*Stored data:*
## Start

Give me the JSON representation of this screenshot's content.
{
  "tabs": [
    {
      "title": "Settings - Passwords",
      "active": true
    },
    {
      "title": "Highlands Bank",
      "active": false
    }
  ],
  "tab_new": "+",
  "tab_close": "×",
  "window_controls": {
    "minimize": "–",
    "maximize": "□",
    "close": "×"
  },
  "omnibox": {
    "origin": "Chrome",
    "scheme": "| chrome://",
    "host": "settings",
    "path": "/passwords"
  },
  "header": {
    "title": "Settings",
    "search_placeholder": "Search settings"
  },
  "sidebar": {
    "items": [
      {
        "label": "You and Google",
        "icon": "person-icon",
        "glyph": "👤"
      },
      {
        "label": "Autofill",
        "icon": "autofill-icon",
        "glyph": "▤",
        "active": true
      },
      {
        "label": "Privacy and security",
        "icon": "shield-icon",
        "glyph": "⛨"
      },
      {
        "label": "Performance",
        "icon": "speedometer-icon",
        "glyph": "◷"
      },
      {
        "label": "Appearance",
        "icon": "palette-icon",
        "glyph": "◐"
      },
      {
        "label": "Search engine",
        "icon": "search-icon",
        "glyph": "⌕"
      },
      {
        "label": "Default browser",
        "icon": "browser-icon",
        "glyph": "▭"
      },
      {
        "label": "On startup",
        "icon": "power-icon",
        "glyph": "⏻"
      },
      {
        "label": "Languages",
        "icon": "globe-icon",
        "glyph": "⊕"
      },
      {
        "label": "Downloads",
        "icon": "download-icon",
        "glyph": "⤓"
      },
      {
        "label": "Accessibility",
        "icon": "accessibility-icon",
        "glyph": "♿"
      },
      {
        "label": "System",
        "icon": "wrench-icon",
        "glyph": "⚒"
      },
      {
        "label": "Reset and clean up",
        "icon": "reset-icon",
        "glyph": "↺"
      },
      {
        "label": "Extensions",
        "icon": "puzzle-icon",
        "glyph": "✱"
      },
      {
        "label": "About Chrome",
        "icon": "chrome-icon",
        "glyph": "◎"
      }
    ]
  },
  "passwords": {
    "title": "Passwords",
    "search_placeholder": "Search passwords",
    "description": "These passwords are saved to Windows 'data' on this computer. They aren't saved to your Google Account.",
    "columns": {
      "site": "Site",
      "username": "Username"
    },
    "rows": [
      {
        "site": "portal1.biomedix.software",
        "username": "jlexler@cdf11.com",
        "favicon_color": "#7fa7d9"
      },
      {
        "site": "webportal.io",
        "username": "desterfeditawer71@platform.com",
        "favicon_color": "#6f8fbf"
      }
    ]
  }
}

## End

*WHAT TO PRODUCE:* Reproduce each line holding the word "Google".

*ANSWER:*
        "label": "You and Google",
    "description": "These passwords are saved to Windows 'data' on this computer. They aren't saved to your Google Account.",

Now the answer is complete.